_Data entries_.
__________________________________________________
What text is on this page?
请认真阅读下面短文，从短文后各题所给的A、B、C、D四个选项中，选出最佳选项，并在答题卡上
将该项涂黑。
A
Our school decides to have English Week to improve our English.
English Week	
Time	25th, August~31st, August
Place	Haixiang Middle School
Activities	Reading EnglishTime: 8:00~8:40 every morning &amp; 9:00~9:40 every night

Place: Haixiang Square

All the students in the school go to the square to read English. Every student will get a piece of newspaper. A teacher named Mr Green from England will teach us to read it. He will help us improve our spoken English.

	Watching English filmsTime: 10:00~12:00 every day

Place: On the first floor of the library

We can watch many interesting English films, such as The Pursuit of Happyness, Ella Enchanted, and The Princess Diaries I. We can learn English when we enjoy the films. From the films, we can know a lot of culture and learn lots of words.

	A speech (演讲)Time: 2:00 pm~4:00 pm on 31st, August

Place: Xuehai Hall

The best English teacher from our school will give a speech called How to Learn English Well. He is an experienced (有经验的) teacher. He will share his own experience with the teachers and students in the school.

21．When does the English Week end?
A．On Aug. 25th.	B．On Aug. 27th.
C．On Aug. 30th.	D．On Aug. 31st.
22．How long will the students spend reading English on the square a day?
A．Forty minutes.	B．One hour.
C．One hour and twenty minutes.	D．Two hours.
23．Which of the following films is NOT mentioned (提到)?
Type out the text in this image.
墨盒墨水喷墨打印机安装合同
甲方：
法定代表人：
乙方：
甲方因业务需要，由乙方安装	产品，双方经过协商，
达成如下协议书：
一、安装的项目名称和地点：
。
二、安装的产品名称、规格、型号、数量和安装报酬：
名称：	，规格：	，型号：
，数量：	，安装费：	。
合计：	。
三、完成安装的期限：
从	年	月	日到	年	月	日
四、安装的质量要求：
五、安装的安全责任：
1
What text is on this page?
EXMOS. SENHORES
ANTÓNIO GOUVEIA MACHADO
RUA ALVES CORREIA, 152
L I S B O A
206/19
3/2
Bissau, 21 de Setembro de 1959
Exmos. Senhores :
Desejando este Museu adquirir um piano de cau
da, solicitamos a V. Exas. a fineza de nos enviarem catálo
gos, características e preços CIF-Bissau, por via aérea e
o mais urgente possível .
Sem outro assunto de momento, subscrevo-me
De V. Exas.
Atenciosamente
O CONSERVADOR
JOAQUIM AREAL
__________________________________________________
_Exercise_. All lines from the one containing "Type out the text in this image." through the end of the records, both ends included, are to be quoted exactly; please add nothing else.

_Task response_.
Type out the text in this image.
墨盒墨水喷墨打印机安装合同
甲方：
法定代表人：
乙方：
甲方因业务需要，由乙方安装	产品，双方经过协商，
达成如下协议书：
一、安装的项目名称和地点：
。
二、安装的产品名称、规格、型号、数量和安装报酬：
名称：	，规格：	，型号：
，数量：	，安装费：	。
合计：	。
三、完成安装的期限：
从	年	月	日到	年	月	日
四、安装的质量要求：
五、安装的安全责任：
1
What text is on this page?
EXMOS. SENHORES
ANTÓNIO GOUVEIA MACHADO
RUA ALVES CORREIA, 152
L I S B O A
206/19
3/2
Bissau, 21 de Setembro de 1959
Exmos. Senhores :
Desejando este Museu adquirir um piano de cau
da, solicitamos a V. Exas. a fineza de nos enviarem catálo
gos, características e preços CIF-Bissau, por via aérea e
o mais urgente possível .
Sem outro assunto de momento, subscrevo-me
De V. Exas.
Atenciosamente
O CONSERVADOR
JOAQUIM AREAL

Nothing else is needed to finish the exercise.